WRITTEN PROBLEM | What follows is a listing; restate every line of it word for word.

LISTED ENTRIES |

[BEGIN]

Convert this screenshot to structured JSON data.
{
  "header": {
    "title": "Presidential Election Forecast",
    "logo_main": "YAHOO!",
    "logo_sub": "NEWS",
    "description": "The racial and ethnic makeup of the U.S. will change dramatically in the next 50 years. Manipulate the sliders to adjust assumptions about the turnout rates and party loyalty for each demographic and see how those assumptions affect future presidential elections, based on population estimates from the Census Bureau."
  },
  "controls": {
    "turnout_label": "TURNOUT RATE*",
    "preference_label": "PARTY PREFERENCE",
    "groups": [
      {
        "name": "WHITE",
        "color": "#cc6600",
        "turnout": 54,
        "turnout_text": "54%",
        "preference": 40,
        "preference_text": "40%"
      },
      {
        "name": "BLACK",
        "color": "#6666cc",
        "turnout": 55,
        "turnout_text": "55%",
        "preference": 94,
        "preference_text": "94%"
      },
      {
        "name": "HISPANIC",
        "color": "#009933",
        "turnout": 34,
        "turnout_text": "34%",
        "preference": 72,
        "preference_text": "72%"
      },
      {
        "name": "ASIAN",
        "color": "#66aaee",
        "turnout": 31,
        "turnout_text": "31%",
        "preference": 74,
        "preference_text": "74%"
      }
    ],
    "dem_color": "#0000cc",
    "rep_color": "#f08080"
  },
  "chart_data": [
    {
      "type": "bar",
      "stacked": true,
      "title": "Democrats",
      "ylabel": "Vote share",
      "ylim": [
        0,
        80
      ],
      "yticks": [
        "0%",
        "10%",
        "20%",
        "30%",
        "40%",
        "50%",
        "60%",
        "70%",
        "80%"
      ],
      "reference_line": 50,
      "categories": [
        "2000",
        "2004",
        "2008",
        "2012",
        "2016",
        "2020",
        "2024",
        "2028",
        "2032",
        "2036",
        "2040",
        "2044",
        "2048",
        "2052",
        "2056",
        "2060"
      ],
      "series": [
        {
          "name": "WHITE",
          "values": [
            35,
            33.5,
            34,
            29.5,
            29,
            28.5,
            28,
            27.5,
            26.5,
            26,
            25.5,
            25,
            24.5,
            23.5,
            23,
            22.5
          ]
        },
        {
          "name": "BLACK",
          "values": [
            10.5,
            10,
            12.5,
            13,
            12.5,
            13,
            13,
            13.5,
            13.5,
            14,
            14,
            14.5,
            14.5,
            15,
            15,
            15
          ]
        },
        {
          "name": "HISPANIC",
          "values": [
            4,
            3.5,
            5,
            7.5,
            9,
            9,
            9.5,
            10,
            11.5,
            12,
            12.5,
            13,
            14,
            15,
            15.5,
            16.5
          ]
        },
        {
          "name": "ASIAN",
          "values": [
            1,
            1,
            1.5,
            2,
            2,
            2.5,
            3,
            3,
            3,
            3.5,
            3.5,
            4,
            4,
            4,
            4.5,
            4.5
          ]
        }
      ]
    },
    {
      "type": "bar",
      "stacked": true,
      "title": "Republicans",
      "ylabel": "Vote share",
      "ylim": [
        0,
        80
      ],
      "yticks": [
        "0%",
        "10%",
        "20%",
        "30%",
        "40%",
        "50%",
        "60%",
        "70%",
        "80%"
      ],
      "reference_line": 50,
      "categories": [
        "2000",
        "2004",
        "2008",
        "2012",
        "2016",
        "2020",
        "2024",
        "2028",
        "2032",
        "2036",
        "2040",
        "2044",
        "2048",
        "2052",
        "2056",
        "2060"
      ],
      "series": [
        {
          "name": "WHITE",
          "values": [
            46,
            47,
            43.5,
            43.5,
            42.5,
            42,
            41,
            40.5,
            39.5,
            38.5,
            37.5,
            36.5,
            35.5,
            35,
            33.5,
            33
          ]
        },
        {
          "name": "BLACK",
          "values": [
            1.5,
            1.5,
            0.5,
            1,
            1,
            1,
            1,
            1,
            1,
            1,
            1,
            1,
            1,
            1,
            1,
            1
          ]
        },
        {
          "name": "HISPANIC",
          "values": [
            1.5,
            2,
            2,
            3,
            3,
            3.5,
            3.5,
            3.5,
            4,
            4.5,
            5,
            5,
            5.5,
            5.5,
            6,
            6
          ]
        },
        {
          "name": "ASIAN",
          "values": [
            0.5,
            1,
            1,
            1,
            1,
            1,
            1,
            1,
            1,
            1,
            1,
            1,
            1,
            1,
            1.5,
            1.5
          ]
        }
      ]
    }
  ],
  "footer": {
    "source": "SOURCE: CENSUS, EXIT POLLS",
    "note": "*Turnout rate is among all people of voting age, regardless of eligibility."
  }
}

[END]

FULL OUTPUT |
Convert this screenshot to structured JSON data.
{
  "header": {
    "title": "Presidential Election Forecast",
    "logo_main": "YAHOO!",
    "logo_sub": "NEWS",
    "description": "The racial and ethnic makeup of the U.S. will change dramatically in the next 50 years. Manipulate the sliders to adjust assumptions about the turnout rates and party loyalty for each demographic and see how those assumptions affect future presidential elections, based on population estimates from the Census Bureau."
  },
  "controls": {
    "turnout_label": "TURNOUT RATE*",
    "preference_label": "PARTY PREFERENCE",
    "groups": [
      {
        "name": "WHITE",
        "color": "#cc6600",
        "turnout": 54,
        "turnout_text": "54%",
        "preference": 40,
        "preference_text": "40%"
      },
      {
        "name": "BLACK",
        "color": "#6666cc",
        "turnout": 55,
        "turnout_text": "55%",
        "preference": 94,
        "preference_text": "94%"
      },
      {
        "name": "HISPANIC",
        "color": "#009933",
        "turnout": 34,
        "turnout_text": "34%",
        "preference": 72,
        "preference_text": "72%"
      },
      {
        "name": "ASIAN",
        "color": "#66aaee",
        "turnout": 31,
        "turnout_text": "31%",
        "preference": 74,
        "preference_text": "74%"
      }
    ],
    "dem_color": "#0000cc",
    "rep_color": "#f08080"
  },
  "chart_data": [
    {
      "type": "bar",
      "stacked": true,
      "title": "Democrats",
      "ylabel": "Vote share",
      "ylim": [
        0,
        80
      ],
      "yticks": [
        "0%",
        "10%",
        "20%",
        "30%",
        "40%",
        "50%",
        "60%",
        "70%",
        "80%"
      ],
      "reference_line": 50,
      "categories": [
        "2000",
        "2004",
        "2008",
        "2012",
        "2016",
        "2020",
        "2024",
        "2028",
        "2032",
        "2036",
        "2040",
        "2044",
        "2048",
        "2052",
        "2056",
        "2060"
      ],
      "series": [
        {
          "name": "WHITE",
          "values": [
            35,
            33.5,
            34,
            29.5,
            29,
            28.5,
            28,
            27.5,
            26.5,
            26,
            25.5,
            25,
            24.5,
            23.5,
            23,
            22.5
          ]
        },
        {
          "name": "BLACK",
          "values": [
            10.5,
            10,
            12.5,
            13,
            12.5,
            13,
            13,
            13.5,
            13.5,
            14,
            14,
            14.5,
            14.5,
            15,
            15,
            15
          ]
        },
        {
          "name": "HISPANIC",
          "values": [
            4,
            3.5,
            5,
            7.5,
            9,
            9,
            9.5,
            10,
            11.5,
            12,
            12.5,
            13,
            14,
            15,
            15.5,
            16.5
          ]
        },
        {
          "name": "ASIAN",
          "values": [
            1,
            1,
            1.5,
            2,
            2,
            2.5,
            3,
            3,
            3,
            3.5,
            3.5,
            4,
            4,
            4,
            4.5,
            4.5
          ]
        }
      ]
    },
    {
      "type": "bar",
      "stacked": true,
      "title": "Republicans",
      "ylabel": "Vote share",
      "ylim": [
        0,
        80
      ],
      "yticks": [
        "0%",
        "10%",
        "20%",
        "30%",
        "40%",
        "50%",
        "60%",
        "70%",
        "80%"
      ],
      "reference_line": 50,
      "categories": [
        "2000",
        "2004",
        "2008",
        "2012",
        "2016",
        "2020",
        "2024",
        "2028",
        "2032",
        "2036",
        "2040",
        "2044",
        "2048",
        "2052",
        "2056",
        "2060"
      ],
      "series": [
        {
          "name": "WHITE",
          "values": [
            46,
            47,
            43.5,
            43.5,
            42.5,
            42,
            41,
            40.5,
            39.5,
            38.5,
            37.5,
            36.5,
            35.5,
            35,
            33.5,
            33
          ]
        },
        {
          "name": "BLACK",
          "values": [
            1.5,
            1.5,
            0.5,
            1,
            1,
            1,
            1,
            1,
            1,
            1,
            1,
            1,
            1,
            1,
            1,
            1
          ]
        },
        {
          "name": "HISPANIC",
          "values": [
            1.5,
            2,
            2,
            3,
            3,
            3.5,
            3.5,
            3.5,
            4,
            4.5,
            5,
            5,
            5.5,
            5.5,
            6,
            6
          ]
        },
        {
          "name": "ASIAN",
          "values": [
            0.5,
            1,
            1,
            1,
            1,
            1,
            1,
            1,
            1,
            1,
            1,
            1,
            1,
            1,
            1.5,
            1.5
          ]
        }
      ]
    }
  ],
  "footer": {
    "source": "SOURCE: CENSUS, EXIT POLLS",
    "note": "*Turnout rate is among all people of voting age, regardless of eligibility."
  }
}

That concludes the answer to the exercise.